> Recorded data
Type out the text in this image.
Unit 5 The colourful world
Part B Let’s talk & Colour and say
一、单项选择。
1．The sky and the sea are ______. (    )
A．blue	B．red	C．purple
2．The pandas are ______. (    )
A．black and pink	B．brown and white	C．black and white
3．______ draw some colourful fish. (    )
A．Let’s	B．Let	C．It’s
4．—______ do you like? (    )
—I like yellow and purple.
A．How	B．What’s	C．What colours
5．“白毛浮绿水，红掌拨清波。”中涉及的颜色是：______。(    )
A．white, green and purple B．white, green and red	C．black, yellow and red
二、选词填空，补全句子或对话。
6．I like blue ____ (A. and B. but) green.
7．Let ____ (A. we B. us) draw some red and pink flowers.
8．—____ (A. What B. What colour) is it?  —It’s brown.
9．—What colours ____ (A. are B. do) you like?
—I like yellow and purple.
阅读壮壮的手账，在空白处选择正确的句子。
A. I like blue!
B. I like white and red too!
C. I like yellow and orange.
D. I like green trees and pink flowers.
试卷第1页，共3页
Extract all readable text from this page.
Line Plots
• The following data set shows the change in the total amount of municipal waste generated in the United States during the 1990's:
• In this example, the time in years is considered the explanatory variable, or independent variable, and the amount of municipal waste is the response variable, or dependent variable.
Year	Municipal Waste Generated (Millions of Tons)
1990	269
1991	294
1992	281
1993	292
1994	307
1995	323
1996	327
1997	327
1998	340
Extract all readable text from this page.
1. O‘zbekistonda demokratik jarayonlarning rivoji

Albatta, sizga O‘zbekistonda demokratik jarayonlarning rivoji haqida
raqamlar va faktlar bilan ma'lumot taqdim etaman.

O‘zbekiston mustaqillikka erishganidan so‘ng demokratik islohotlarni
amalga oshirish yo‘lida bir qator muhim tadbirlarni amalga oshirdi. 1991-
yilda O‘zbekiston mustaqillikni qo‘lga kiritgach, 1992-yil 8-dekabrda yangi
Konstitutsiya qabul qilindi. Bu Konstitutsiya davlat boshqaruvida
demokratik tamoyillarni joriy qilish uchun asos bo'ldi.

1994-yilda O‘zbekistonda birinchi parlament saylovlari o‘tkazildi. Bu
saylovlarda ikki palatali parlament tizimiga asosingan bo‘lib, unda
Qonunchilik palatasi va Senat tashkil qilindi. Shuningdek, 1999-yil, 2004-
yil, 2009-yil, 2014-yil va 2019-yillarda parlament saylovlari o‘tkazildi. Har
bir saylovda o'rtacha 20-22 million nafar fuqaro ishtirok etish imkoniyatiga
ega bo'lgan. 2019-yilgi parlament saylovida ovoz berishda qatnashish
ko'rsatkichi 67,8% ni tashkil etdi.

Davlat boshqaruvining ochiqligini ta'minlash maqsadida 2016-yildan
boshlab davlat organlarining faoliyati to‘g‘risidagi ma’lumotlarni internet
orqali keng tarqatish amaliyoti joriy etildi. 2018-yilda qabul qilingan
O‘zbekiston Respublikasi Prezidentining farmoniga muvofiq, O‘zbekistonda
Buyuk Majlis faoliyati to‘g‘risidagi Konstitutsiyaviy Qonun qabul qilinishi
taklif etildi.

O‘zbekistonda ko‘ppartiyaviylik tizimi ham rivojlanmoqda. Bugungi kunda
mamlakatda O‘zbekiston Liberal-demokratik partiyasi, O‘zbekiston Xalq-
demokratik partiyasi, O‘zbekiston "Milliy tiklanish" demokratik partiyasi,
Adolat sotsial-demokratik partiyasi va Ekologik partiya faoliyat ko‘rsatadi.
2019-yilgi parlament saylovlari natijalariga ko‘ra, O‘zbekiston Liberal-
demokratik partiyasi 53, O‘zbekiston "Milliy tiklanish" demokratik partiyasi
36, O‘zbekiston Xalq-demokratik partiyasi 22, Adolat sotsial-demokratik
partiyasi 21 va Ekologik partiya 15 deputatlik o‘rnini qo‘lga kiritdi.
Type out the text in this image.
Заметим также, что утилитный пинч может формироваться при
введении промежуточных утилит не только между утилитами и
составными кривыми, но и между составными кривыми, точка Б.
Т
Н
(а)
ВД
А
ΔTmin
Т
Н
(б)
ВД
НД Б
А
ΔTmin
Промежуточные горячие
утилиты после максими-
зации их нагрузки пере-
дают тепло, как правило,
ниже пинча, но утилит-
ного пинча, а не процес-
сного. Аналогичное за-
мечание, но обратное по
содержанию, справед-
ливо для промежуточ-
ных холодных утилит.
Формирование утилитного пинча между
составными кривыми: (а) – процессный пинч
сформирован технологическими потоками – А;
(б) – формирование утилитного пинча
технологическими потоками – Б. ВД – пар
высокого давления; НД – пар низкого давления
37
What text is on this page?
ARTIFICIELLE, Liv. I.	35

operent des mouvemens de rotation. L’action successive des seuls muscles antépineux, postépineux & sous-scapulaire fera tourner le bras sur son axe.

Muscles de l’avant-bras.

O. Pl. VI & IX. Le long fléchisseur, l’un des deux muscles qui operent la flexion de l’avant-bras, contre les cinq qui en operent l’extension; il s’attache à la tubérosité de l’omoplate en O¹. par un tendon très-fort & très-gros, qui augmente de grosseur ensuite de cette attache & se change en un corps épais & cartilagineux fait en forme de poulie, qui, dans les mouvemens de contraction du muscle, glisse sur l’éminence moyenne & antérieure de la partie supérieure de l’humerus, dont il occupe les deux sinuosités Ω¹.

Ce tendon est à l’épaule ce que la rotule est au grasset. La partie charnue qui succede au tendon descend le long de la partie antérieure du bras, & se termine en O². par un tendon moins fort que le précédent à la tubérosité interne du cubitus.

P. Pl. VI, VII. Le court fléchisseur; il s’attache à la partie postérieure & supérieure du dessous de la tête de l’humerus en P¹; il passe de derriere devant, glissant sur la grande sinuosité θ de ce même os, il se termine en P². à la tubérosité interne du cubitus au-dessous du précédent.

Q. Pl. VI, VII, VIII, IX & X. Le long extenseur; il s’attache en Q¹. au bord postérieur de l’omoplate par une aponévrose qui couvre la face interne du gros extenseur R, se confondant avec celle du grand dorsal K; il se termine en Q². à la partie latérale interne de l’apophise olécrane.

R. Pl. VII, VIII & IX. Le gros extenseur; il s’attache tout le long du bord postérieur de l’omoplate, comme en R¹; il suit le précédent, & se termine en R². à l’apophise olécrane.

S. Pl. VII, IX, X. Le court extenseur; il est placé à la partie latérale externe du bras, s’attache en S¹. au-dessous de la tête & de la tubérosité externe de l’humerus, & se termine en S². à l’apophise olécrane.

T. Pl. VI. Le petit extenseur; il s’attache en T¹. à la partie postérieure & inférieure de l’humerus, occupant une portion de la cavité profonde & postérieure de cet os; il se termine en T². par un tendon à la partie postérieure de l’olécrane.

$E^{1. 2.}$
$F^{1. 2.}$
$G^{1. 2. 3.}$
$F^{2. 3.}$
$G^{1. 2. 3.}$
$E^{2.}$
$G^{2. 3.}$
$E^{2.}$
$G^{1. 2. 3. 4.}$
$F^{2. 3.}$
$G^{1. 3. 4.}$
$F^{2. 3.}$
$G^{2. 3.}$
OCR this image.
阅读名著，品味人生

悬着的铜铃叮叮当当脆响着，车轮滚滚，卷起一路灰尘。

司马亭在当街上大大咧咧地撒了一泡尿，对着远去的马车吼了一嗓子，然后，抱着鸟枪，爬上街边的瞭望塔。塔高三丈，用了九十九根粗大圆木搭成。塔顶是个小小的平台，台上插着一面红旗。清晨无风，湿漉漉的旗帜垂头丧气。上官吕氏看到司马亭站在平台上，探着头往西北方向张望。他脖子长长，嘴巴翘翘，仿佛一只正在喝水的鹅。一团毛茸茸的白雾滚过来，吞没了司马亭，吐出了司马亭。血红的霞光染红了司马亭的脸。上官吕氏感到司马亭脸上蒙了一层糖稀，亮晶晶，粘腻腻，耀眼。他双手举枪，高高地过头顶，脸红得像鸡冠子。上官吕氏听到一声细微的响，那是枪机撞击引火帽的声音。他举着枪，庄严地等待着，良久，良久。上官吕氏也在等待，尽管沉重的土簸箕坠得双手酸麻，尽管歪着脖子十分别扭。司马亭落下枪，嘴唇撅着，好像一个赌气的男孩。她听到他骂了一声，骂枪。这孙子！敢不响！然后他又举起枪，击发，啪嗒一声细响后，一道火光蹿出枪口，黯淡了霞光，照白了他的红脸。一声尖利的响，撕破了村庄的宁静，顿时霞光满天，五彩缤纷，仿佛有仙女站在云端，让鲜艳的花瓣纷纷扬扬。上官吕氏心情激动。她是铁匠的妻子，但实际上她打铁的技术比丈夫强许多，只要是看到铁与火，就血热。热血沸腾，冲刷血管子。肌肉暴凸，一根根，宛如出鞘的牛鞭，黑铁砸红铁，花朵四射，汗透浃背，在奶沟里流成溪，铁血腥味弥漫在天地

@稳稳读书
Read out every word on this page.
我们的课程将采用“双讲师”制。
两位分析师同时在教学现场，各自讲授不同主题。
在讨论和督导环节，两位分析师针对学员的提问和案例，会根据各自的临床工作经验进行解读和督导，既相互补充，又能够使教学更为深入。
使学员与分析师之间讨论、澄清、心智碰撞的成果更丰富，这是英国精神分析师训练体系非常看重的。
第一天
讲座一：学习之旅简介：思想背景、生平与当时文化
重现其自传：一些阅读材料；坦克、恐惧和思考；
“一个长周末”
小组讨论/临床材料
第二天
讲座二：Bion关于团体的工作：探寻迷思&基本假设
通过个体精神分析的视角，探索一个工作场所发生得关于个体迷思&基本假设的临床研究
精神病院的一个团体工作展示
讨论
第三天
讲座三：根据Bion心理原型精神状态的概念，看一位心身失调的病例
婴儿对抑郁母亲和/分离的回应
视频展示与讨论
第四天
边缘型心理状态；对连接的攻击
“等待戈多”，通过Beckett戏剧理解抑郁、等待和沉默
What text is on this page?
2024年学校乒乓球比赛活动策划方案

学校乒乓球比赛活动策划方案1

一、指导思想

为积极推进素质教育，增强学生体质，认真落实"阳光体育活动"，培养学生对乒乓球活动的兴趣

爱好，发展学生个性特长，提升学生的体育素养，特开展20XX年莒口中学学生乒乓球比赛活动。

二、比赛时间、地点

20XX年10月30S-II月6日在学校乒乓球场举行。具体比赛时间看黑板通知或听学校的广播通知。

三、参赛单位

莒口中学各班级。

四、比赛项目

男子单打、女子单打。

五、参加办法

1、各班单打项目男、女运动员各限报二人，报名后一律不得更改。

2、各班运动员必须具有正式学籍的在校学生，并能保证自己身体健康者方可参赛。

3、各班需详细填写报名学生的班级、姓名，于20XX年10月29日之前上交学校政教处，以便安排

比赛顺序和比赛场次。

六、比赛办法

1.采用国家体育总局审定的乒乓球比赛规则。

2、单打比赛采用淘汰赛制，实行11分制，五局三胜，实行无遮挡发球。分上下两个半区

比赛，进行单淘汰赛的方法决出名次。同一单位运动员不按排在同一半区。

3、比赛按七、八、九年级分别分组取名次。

> Required work
Say how many lines in this material hold "amount", and say nothing else.

> Problem solution
2